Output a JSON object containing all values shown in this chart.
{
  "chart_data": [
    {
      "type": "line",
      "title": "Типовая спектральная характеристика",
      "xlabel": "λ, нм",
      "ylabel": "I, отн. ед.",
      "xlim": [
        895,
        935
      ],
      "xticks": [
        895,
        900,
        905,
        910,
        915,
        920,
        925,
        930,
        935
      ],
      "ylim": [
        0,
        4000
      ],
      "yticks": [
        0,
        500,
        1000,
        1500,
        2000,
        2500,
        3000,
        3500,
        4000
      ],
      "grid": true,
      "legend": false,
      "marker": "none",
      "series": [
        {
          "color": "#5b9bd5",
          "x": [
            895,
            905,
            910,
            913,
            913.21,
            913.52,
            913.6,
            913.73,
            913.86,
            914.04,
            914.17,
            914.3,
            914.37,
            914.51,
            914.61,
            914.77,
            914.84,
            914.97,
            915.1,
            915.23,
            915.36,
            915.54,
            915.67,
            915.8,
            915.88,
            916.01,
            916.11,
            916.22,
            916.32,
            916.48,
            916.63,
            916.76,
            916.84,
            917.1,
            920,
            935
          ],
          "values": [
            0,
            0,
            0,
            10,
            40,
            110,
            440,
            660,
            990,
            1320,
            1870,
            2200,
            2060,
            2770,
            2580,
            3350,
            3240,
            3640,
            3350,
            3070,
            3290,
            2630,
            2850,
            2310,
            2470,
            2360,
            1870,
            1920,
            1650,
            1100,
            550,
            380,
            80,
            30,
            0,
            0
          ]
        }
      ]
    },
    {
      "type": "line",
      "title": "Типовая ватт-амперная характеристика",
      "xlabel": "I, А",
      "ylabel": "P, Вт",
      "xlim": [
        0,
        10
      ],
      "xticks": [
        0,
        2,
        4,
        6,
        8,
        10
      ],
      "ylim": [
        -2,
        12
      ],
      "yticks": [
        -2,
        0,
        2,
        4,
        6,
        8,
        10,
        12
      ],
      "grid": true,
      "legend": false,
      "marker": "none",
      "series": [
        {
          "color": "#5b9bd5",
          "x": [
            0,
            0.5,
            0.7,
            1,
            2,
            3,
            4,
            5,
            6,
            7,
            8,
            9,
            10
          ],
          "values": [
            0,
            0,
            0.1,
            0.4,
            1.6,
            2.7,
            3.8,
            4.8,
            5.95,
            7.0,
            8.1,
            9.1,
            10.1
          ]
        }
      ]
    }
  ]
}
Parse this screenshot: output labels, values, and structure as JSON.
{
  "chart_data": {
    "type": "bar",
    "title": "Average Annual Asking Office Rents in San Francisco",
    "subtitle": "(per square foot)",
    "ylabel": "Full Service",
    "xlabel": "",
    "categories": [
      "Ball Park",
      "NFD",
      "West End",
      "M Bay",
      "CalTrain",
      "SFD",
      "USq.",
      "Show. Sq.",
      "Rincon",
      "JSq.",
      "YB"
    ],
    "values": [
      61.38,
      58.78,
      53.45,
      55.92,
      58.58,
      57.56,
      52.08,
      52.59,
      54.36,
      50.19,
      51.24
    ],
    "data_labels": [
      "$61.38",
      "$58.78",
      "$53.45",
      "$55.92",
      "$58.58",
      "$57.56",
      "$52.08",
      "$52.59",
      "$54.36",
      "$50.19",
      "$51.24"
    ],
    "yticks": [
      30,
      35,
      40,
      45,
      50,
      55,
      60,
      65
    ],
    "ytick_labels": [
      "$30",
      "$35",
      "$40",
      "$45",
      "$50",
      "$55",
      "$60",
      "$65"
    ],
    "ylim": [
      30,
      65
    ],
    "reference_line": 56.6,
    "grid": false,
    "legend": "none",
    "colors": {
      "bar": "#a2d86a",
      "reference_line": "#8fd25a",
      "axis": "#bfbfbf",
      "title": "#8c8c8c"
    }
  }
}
# # #
## EXERCISE DIRECTIONS:
Return all of the entries exactly as they were supplied.

## EXERCISE SOLUTION:
Output a JSON object containing all values shown in this chart.
{
  "chart_data": [
    {
      "type": "line",
      "title": "Типовая спектральная характеристика",
      "xlabel": "λ, нм",
      "ylabel": "I, отн. ед.",
      "xlim": [
        895,
        935
      ],
      "xticks": [
        895,
        900,
        905,
        910,
        915,
        920,
        925,
        930,
        935
      ],
      "ylim": [
        0,
        4000
      ],
      "yticks": [
        0,
        500,
        1000,
        1500,
        2000,
        2500,
        3000,
        3500,
        4000
      ],
      "grid": true,
      "legend": false,
      "marker": "none",
      "series": [
        {
          "color": "#5b9bd5",
          "x": [
            895,
            905,
            910,
            913,
            913.21,
            913.52,
            913.6,
            913.73,
            913.86,
            914.04,
            914.17,
            914.3,
            914.37,
            914.51,
            914.61,
            914.77,
            914.84,
            914.97,
            915.1,
            915.23,
            915.36,
            915.54,
            915.67,
            915.8,
            915.88,
            916.01,
            916.11,
            916.22,
            916.32,
            916.48,
            916.63,
            916.76,
            916.84,
            917.1,
            920,
            935
          ],
          "values": [
            0,
            0,
            0,
            10,
            40,
            110,
            440,
            660,
            990,
            1320,
            1870,
            2200,
            2060,
            2770,
            2580,
            3350,
            3240,
            3640,
            3350,
            3070,
            3290,
            2630,
            2850,
            2310,
            2470,
            2360,
            1870,
            1920,
            1650,
            1100,
            550,
            380,
            80,
            30,
            0,
            0
          ]
        }
      ]
    },
    {
      "type": "line",
      "title": "Типовая ватт-амперная характеристика",
      "xlabel": "I, А",
      "ylabel": "P, Вт",
      "xlim": [
        0,
        10
      ],
      "xticks": [
        0,
        2,
        4,
        6,
        8,
        10
      ],
      "ylim": [
        -2,
        12
      ],
      "yticks": [
        -2,
        0,
        2,
        4,
        6,
        8,
        10,
        12
      ],
      "grid": true,
      "legend": false,
      "marker": "none",
      "series": [
        {
          "color": "#5b9bd5",
          "x": [
            0,
            0.5,
            0.7,
            1,
            2,
            3,
            4,
            5,
            6,
            7,
            8,
            9,
            10
          ],
          "values": [
            0,
            0,
            0.1,
            0.4,
            1.6,
            2.7,
            3.8,
            4.8,
            5.95,
            7.0,
            8.1,
            9.1,
            10.1
          ]
        }
      ]
    }
  ]
}
Parse this screenshot: output labels, values, and structure as JSON.
{
  "chart_data": {
    "type": "bar",
    "title": "Average Annual Asking Office Rents in San Francisco",
    "subtitle": "(per square foot)",
    "ylabel": "Full Service",
    "xlabel": "",
    "categories": [
      "Ball Park",
      "NFD",
      "West End",
      "M Bay",
      "CalTrain",
      "SFD",
      "USq.",
      "Show. Sq.",
      "Rincon",
      "JSq.",
      "YB"
    ],
    "values": [
      61.38,
      58.78,
      53.45,
      55.92,
      58.58,
      57.56,
      52.08,
      52.59,
      54.36,
      50.19,
      51.24
    ],
    "data_labels": [
      "$61.38",
      "$58.78",
      "$53.45",
      "$55.92",
      "$58.58",
      "$57.56",
      "$52.08",
      "$52.59",
      "$54.36",
      "$50.19",
      "$51.24"
    ],
    "yticks": [
      30,
      35,
      40,
      45,
      50,
      55,
      60,
      65
    ],
    "ytick_labels": [
      "$30",
      "$35",
      "$40",
      "$45",
      "$50",
      "$55",
      "$60",
      "$65"
    ],
    "ylim": [
      30,
      65
    ],
    "reference_line": 56.6,
    "grid": false,
    "legend": "none",
    "colors": {
      "bar": "#a2d86a",
      "reference_line": "#8fd25a",
      "axis": "#bfbfbf",
      "title": "#8c8c8c"
    }
  }
}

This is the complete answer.